— BEGIN INFORMATION GIVEN —
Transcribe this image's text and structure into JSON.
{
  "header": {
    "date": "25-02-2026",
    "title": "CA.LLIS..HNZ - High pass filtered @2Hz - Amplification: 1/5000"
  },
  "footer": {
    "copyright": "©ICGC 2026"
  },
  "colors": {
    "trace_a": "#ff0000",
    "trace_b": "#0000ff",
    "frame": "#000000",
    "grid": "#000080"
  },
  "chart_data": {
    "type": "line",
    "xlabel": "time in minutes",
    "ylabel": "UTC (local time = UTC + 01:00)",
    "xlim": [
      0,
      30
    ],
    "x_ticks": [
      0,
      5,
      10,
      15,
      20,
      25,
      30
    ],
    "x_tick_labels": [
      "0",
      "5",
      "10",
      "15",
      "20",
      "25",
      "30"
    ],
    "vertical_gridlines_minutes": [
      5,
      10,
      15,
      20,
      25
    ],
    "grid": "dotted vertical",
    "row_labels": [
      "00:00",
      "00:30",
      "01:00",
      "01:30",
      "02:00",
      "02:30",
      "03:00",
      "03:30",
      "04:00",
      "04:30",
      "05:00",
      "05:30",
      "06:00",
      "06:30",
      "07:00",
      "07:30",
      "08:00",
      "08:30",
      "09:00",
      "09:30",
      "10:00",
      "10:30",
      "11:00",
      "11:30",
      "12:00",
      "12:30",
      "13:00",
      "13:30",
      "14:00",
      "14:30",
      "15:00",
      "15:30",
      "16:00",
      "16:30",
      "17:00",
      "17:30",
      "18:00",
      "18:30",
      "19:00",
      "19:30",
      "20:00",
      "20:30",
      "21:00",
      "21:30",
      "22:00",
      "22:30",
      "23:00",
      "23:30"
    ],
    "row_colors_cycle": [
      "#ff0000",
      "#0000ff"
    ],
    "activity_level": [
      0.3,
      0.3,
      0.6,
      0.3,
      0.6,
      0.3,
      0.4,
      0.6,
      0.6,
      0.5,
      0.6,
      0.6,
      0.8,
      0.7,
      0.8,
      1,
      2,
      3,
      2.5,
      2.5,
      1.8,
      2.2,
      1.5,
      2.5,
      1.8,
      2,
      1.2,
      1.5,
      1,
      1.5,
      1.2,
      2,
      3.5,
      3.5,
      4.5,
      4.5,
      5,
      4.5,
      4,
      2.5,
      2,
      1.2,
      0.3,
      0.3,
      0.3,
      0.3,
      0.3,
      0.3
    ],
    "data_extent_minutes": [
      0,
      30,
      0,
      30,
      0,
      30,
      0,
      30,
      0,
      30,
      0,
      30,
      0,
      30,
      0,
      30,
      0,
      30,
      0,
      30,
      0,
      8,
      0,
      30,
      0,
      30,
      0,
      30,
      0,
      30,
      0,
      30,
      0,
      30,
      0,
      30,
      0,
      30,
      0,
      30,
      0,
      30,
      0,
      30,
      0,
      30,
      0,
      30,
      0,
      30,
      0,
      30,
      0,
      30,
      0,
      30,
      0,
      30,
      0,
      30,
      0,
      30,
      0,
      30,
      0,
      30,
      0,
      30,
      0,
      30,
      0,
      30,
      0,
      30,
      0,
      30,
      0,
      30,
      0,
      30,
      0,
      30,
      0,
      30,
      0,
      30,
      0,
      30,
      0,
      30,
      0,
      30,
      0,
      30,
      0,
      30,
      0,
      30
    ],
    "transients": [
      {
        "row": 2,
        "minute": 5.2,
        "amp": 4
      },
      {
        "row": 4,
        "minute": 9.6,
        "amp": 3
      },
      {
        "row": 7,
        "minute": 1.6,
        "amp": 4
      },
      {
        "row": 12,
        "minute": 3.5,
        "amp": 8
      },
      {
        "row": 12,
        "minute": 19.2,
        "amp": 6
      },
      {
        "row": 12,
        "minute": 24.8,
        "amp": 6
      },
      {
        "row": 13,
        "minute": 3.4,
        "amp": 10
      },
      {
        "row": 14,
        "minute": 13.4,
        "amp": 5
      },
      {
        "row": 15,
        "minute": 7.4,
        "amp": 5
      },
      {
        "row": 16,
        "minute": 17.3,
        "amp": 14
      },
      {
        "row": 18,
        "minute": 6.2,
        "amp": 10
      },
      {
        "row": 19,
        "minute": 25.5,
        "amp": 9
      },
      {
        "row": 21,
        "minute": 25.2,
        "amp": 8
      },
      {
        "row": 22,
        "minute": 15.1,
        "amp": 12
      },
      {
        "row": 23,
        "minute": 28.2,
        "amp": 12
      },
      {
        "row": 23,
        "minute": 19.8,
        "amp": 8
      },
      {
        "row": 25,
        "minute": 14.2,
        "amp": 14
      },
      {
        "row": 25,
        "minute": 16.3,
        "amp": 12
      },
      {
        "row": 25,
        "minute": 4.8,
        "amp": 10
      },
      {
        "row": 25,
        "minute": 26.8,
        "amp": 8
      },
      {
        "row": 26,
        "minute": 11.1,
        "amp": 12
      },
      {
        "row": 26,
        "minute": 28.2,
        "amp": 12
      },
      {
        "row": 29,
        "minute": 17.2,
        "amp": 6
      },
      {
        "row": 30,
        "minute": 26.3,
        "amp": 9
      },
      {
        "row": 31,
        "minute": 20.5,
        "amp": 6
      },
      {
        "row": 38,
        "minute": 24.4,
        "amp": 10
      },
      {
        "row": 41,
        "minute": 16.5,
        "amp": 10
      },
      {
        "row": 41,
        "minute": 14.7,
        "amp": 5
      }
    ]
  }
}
— END INFORMATION GIVEN —
§ WHAT THIS TASK INVOLVES: In the records above, find each line with the word "time" and copy it.

§ CORRECT ANSWER:
    "xlabel": "time in minutes",
    "ylabel": "UTC (local time = UTC + 01:00)",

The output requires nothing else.